◆ Short problem ◆
A partial copy is required: transcribe exactly the lines from the one containing "Give me a plain-text" through the last line below, without any pictures.

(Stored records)
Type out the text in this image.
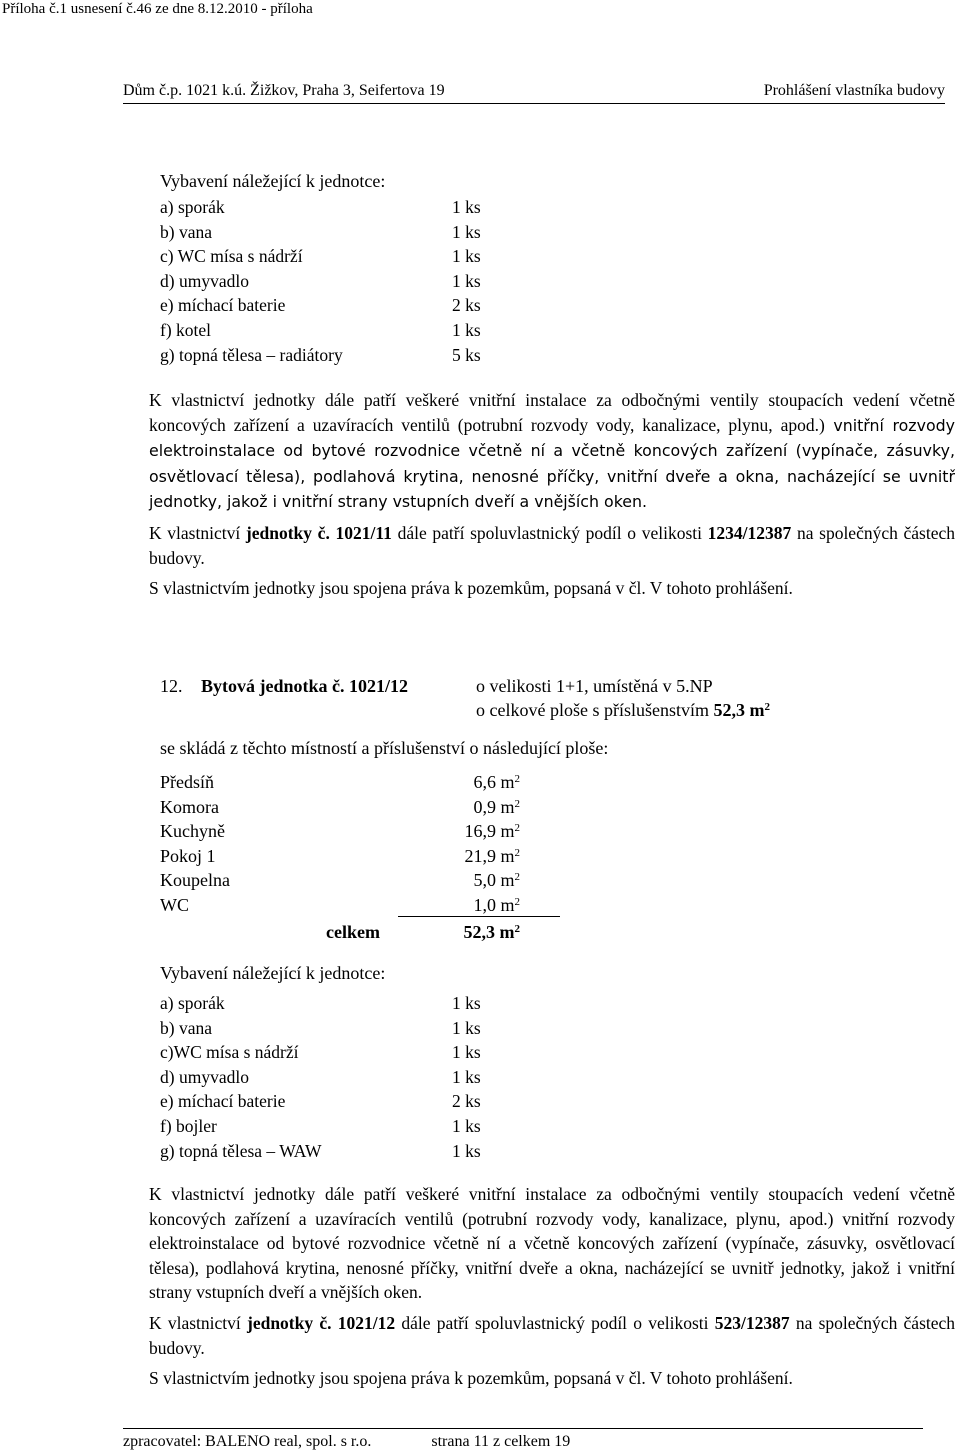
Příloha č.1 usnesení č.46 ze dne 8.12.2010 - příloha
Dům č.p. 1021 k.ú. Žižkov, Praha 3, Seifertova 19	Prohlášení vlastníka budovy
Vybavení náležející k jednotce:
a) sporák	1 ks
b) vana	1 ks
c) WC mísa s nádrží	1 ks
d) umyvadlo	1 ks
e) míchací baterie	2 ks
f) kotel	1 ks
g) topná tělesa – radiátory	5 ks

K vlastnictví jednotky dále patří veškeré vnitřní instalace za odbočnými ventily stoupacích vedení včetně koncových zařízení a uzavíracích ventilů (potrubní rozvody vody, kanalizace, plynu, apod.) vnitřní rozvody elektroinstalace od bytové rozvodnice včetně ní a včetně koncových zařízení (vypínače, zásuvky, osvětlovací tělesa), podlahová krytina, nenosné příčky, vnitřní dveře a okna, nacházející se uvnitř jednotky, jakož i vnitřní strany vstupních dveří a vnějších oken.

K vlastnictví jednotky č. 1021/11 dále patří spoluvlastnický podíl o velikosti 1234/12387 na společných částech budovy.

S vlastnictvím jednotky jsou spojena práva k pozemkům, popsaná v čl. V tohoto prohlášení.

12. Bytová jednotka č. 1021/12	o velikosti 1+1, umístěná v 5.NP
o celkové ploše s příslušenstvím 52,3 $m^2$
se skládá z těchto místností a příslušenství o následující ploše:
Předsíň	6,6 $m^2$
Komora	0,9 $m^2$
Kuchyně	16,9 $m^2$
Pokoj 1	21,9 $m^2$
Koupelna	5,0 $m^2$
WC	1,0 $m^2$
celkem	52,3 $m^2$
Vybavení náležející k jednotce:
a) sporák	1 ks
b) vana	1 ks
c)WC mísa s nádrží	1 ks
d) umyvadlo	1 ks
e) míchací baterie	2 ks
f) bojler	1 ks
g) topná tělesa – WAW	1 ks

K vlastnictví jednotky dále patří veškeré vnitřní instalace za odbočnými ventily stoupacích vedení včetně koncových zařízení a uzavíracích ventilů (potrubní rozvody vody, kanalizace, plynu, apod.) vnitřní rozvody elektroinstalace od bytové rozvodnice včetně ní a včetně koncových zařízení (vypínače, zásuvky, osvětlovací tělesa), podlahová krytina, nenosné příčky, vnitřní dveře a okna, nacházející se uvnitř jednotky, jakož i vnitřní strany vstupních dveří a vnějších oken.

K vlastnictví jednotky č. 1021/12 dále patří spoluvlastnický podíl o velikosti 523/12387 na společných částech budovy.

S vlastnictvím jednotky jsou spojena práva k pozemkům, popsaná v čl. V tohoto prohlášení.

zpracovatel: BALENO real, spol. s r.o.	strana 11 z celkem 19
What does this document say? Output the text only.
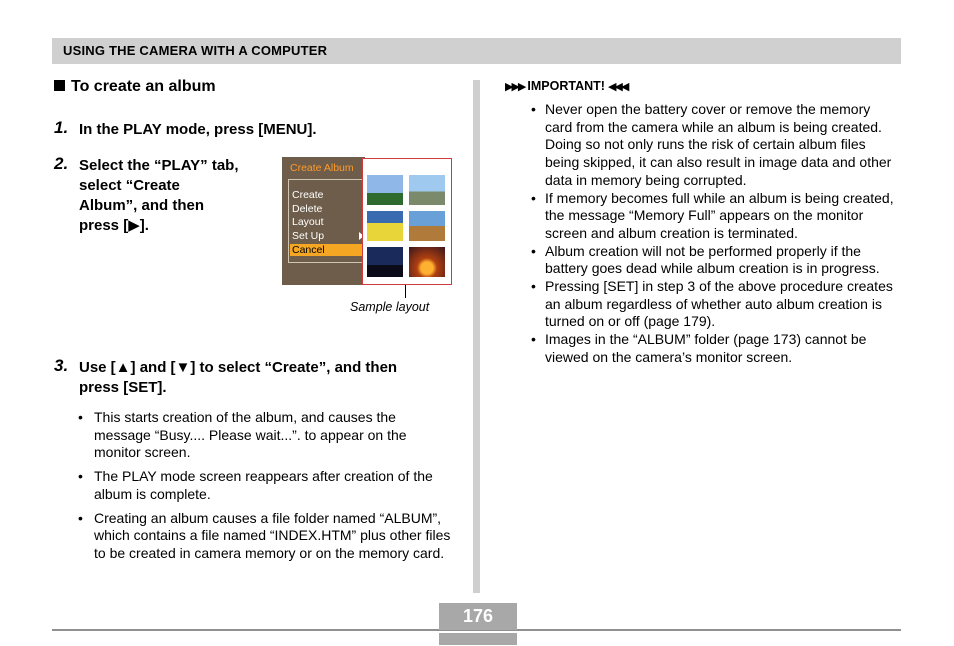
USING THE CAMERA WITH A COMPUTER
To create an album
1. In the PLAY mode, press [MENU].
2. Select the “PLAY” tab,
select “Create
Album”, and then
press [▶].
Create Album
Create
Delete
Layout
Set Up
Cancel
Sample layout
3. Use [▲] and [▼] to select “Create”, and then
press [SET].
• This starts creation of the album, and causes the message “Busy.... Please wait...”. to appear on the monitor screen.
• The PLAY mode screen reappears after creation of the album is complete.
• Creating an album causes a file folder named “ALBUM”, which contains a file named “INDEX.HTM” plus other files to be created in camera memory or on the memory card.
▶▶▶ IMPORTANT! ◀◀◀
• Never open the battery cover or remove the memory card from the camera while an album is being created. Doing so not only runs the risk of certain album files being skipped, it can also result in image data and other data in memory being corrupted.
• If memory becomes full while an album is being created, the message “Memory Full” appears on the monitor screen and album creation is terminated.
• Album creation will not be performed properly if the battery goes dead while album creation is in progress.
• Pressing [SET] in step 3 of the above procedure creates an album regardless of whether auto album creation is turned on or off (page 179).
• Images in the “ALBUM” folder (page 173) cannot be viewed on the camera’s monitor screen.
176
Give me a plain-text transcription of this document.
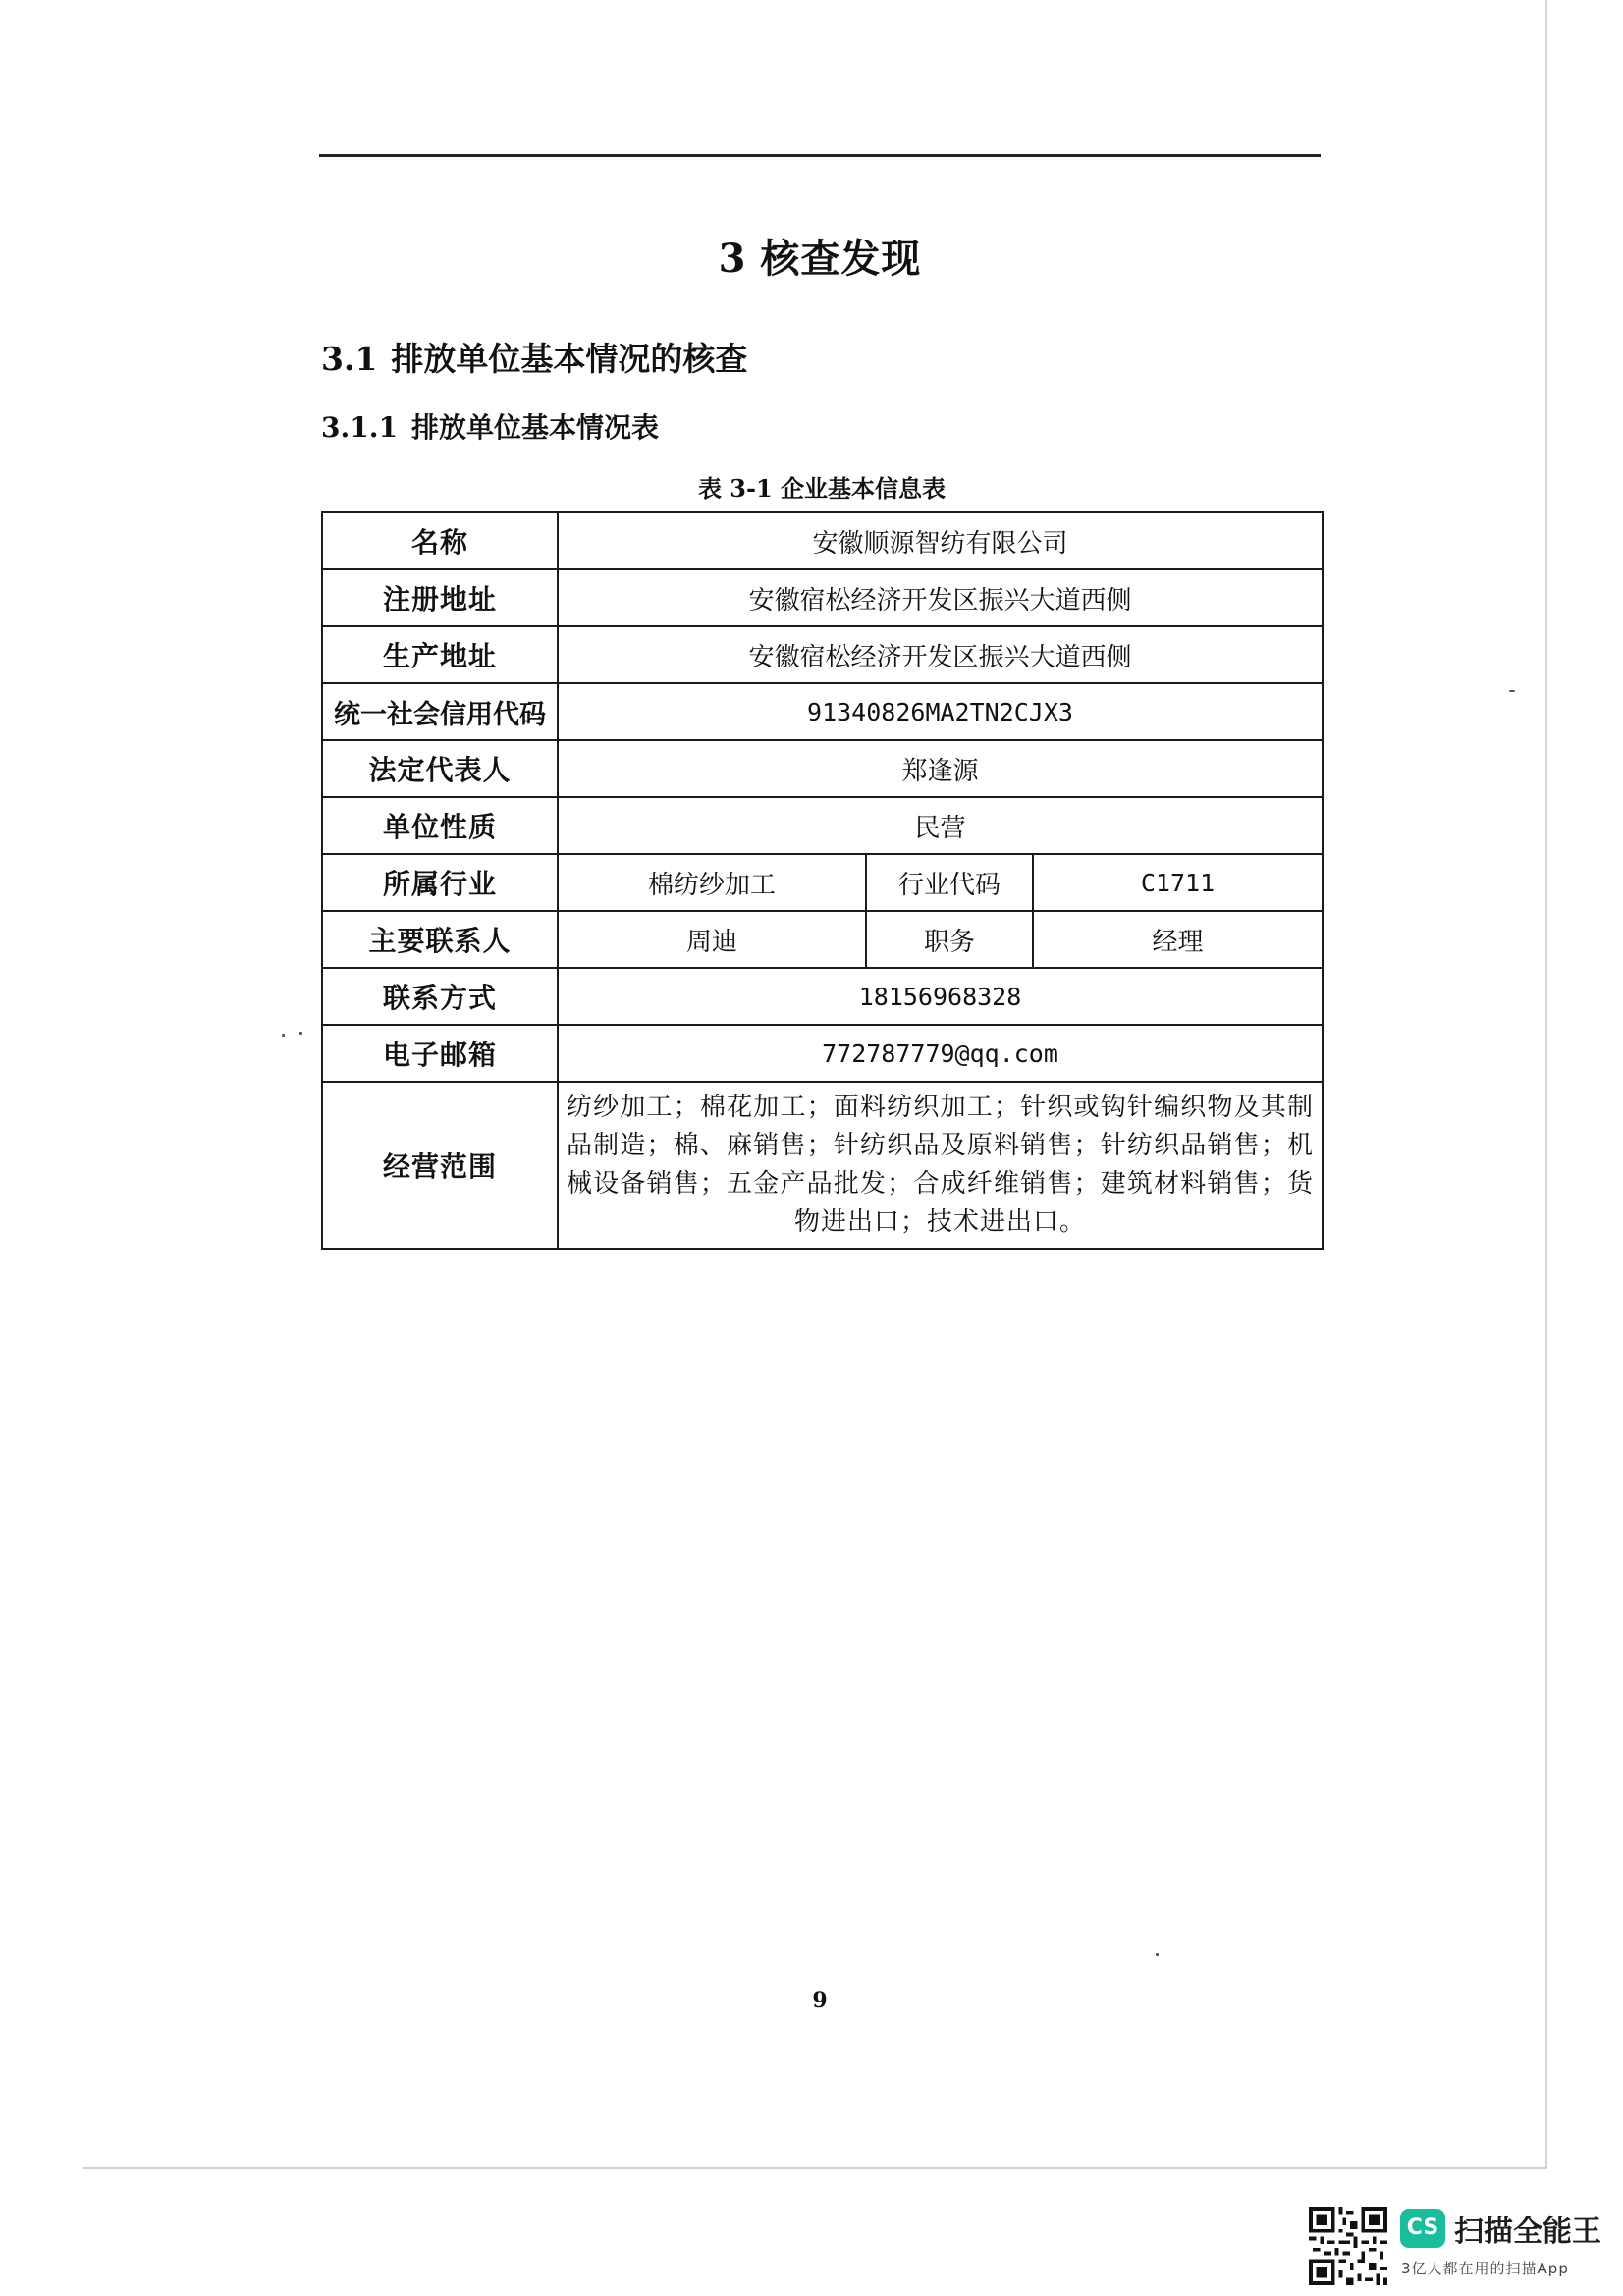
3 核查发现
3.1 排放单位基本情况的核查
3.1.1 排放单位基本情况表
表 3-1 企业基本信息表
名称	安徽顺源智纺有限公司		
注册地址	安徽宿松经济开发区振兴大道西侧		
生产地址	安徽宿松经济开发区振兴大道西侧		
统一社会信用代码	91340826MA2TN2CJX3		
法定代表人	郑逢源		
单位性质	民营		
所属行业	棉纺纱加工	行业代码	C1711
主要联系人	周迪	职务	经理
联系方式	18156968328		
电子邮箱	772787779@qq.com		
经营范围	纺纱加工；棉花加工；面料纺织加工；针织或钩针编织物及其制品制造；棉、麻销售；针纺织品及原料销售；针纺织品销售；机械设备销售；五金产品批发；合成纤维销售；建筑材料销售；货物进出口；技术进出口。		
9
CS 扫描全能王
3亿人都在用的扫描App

◆ Result below ◆
Give me a plain-text transcription of this document.
3 核查发现
3.1 排放单位基本情况的核查
3.1.1 排放单位基本情况表
表 3-1 企业基本信息表
名称	安徽顺源智纺有限公司		
注册地址	安徽宿松经济开发区振兴大道西侧		
生产地址	安徽宿松经济开发区振兴大道西侧		
统一社会信用代码	91340826MA2TN2CJX3		
法定代表人	郑逢源		
单位性质	民营		
所属行业	棉纺纱加工	行业代码	C1711
主要联系人	周迪	职务	经理
联系方式	18156968328		
电子邮箱	772787779@qq.com		
经营范围	纺纱加工；棉花加工；面料纺织加工；针织或钩针编织物及其制品制造；棉、麻销售；针纺织品及原料销售；针纺织品销售；机械设备销售；五金产品批发；合成纤维销售；建筑材料销售；货物进出口；技术进出口。		
9
CS 扫描全能王
3亿人都在用的扫描App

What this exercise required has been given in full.